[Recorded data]
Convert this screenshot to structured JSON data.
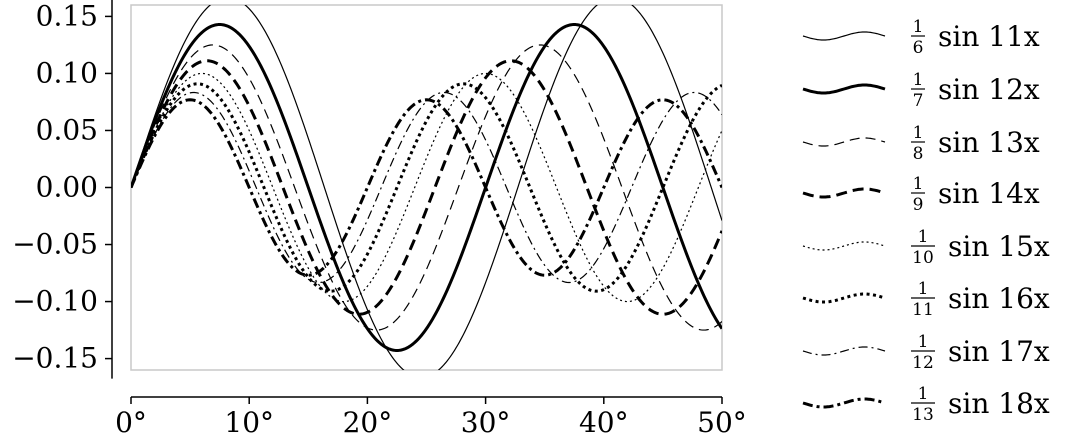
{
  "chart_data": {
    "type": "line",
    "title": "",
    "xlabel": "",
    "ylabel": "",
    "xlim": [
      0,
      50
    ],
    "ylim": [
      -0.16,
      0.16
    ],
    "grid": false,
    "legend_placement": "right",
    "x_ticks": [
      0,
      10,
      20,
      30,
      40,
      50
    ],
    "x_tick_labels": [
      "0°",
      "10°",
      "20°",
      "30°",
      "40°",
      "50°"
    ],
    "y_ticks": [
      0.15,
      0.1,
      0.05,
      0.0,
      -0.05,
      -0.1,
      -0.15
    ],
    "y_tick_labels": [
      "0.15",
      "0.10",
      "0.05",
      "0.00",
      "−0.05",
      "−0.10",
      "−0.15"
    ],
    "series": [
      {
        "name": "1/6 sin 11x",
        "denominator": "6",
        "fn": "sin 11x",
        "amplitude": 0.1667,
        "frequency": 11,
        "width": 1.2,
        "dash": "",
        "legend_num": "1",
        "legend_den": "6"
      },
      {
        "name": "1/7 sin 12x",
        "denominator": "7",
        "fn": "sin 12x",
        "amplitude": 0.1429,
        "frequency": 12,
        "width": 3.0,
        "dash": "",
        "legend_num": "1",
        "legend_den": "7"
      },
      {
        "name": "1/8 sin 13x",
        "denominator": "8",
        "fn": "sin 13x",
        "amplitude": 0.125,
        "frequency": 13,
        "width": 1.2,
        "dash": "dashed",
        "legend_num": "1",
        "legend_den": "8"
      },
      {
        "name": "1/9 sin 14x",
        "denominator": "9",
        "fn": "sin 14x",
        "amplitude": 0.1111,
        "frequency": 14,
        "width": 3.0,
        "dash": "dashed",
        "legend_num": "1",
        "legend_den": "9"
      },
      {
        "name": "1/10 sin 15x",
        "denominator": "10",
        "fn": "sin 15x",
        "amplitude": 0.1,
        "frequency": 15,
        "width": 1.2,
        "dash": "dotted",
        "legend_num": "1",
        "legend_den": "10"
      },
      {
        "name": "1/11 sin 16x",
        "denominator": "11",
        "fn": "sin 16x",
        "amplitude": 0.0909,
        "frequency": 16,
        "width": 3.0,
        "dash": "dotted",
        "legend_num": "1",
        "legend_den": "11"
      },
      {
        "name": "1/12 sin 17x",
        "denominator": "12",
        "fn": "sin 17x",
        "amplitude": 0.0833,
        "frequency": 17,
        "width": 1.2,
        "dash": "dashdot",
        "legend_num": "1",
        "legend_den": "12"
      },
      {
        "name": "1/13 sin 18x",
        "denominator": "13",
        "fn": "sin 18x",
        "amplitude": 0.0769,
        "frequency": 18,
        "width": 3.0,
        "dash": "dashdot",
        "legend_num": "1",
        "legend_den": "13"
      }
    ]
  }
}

EXERCISE DESCRIPTION: Search the data for "frequency" and list every line in which it occurs.

TASK RESULT:
        "frequency": 11,
        "frequency": 12,
        "frequency": 13,
        "frequency": 14,
        "frequency": 15,
        "frequency": 16,
        "frequency": 17,
        "frequency": 18,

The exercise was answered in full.